RECORDS FOR THE EXERCISE ->
******

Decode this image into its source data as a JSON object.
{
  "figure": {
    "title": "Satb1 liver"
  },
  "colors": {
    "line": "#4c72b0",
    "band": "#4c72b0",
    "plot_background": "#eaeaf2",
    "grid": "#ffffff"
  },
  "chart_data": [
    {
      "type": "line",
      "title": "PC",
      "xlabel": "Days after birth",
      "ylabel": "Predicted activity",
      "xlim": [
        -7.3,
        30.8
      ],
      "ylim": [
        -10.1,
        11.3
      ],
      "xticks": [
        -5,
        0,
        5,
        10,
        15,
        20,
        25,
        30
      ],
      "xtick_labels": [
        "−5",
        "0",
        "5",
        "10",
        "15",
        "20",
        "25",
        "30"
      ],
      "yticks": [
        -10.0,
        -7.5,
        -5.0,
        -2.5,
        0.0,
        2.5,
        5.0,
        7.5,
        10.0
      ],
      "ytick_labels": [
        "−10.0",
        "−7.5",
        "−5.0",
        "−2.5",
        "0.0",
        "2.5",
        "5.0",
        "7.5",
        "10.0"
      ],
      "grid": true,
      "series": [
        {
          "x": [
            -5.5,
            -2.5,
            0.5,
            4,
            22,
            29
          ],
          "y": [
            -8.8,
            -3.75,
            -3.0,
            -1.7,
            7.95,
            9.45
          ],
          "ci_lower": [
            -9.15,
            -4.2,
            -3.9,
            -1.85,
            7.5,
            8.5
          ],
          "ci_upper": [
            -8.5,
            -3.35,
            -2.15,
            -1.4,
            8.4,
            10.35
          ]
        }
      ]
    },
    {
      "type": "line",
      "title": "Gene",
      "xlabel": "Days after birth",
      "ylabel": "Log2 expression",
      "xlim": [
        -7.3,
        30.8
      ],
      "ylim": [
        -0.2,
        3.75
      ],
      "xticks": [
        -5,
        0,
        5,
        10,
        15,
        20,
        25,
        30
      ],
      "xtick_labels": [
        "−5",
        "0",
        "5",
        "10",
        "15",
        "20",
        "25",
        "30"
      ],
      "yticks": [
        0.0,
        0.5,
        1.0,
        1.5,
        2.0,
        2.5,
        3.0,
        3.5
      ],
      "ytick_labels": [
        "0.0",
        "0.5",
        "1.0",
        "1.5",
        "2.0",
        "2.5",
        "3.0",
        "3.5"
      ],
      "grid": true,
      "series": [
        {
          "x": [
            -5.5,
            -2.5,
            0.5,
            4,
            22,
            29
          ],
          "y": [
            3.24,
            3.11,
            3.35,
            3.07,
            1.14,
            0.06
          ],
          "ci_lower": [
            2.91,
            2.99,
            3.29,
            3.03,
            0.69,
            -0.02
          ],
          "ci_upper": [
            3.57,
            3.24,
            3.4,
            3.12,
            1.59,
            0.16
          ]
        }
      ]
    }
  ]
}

******

YOUR GOAL ->
Set down the listing above in full, please, exactly as it appears.

EXERCISE RESULT ->
Decode this image into its source data as a JSON object.
{
  "figure": {
    "title": "Satb1 liver"
  },
  "colors": {
    "line": "#4c72b0",
    "band": "#4c72b0",
    "plot_background": "#eaeaf2",
    "grid": "#ffffff"
  },
  "chart_data": [
    {
      "type": "line",
      "title": "PC",
      "xlabel": "Days after birth",
      "ylabel": "Predicted activity",
      "xlim": [
        -7.3,
        30.8
      ],
      "ylim": [
        -10.1,
        11.3
      ],
      "xticks": [
        -5,
        0,
        5,
        10,
        15,
        20,
        25,
        30
      ],
      "xtick_labels": [
        "−5",
        "0",
        "5",
        "10",
        "15",
        "20",
        "25",
        "30"
      ],
      "yticks": [
        -10.0,
        -7.5,
        -5.0,
        -2.5,
        0.0,
        2.5,
        5.0,
        7.5,
        10.0
      ],
      "ytick_labels": [
        "−10.0",
        "−7.5",
        "−5.0",
        "−2.5",
        "0.0",
        "2.5",
        "5.0",
        "7.5",
        "10.0"
      ],
      "grid": true,
      "series": [
        {
          "x": [
            -5.5,
            -2.5,
            0.5,
            4,
            22,
            29
          ],
          "y": [
            -8.8,
            -3.75,
            -3.0,
            -1.7,
            7.95,
            9.45
          ],
          "ci_lower": [
            -9.15,
            -4.2,
            -3.9,
            -1.85,
            7.5,
            8.5
          ],
          "ci_upper": [
            -8.5,
            -3.35,
            -2.15,
            -1.4,
            8.4,
            10.35
          ]
        }
      ]
    },
    {
      "type": "line",
      "title": "Gene",
      "xlabel": "Days after birth",
      "ylabel": "Log2 expression",
      "xlim": [
        -7.3,
        30.8
      ],
      "ylim": [
        -0.2,
        3.75
      ],
      "xticks": [
        -5,
        0,
        5,
        10,
        15,
        20,
        25,
        30
      ],
      "xtick_labels": [
        "−5",
        "0",
        "5",
        "10",
        "15",
        "20",
        "25",
        "30"
      ],
      "yticks": [
        0.0,
        0.5,
        1.0,
        1.5,
        2.0,
        2.5,
        3.0,
        3.5
      ],
      "ytick_labels": [
        "0.0",
        "0.5",
        "1.0",
        "1.5",
        "2.0",
        "2.5",
        "3.0",
        "3.5"
      ],
      "grid": true,
      "series": [
        {
          "x": [
            -5.5,
            -2.5,
            0.5,
            4,
            22,
            29
          ],
          "y": [
            3.24,
            3.11,
            3.35,
            3.07,
            1.14,
            0.06
          ],
          "ci_lower": [
            2.91,
            2.99,
            3.29,
            3.03,
            0.69,
            -0.02
          ],
          "ci_upper": [
            3.57,
            3.24,
            3.4,
            3.12,
            1.59,
            0.16
          ]
        }
      ]
    }
  ]
}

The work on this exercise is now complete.